# [Data shown]
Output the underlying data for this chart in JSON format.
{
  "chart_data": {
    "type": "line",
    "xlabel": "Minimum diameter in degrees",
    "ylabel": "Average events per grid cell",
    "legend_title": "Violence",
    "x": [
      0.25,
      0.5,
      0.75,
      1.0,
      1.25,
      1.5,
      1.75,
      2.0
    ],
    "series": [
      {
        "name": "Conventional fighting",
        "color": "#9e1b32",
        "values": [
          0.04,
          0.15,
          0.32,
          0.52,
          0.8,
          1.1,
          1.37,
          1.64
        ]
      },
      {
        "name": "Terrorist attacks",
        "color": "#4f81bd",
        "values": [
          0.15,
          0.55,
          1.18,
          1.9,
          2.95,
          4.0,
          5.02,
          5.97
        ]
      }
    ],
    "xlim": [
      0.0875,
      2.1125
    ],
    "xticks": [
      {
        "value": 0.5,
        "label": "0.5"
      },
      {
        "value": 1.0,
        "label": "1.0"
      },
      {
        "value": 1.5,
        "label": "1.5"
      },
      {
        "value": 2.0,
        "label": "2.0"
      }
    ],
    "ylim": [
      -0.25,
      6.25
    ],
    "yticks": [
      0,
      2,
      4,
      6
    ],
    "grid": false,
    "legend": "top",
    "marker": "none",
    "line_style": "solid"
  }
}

# [Description of the task]
Retype every record above exactly as it appears.

# [The output]
Output the underlying data for this chart in JSON format.
{
  "chart_data": {
    "type": "line",
    "xlabel": "Minimum diameter in degrees",
    "ylabel": "Average events per grid cell",
    "legend_title": "Violence",
    "x": [
      0.25,
      0.5,
      0.75,
      1.0,
      1.25,
      1.5,
      1.75,
      2.0
    ],
    "series": [
      {
        "name": "Conventional fighting",
        "color": "#9e1b32",
        "values": [
          0.04,
          0.15,
          0.32,
          0.52,
          0.8,
          1.1,
          1.37,
          1.64
        ]
      },
      {
        "name": "Terrorist attacks",
        "color": "#4f81bd",
        "values": [
          0.15,
          0.55,
          1.18,
          1.9,
          2.95,
          4.0,
          5.02,
          5.97
        ]
      }
    ],
    "xlim": [
      0.0875,
      2.1125
    ],
    "xticks": [
      {
        "value": 0.5,
        "label": "0.5"
      },
      {
        "value": 1.0,
        "label": "1.0"
      },
      {
        "value": 1.5,
        "label": "1.5"
      },
      {
        "value": 2.0,
        "label": "2.0"
      }
    ],
    "ylim": [
      -0.25,
      6.25
    ],
    "yticks": [
      0,
      2,
      4,
      6
    ],
    "grid": false,
    "legend": "top",
    "marker": "none",
    "line_style": "solid"
  }
}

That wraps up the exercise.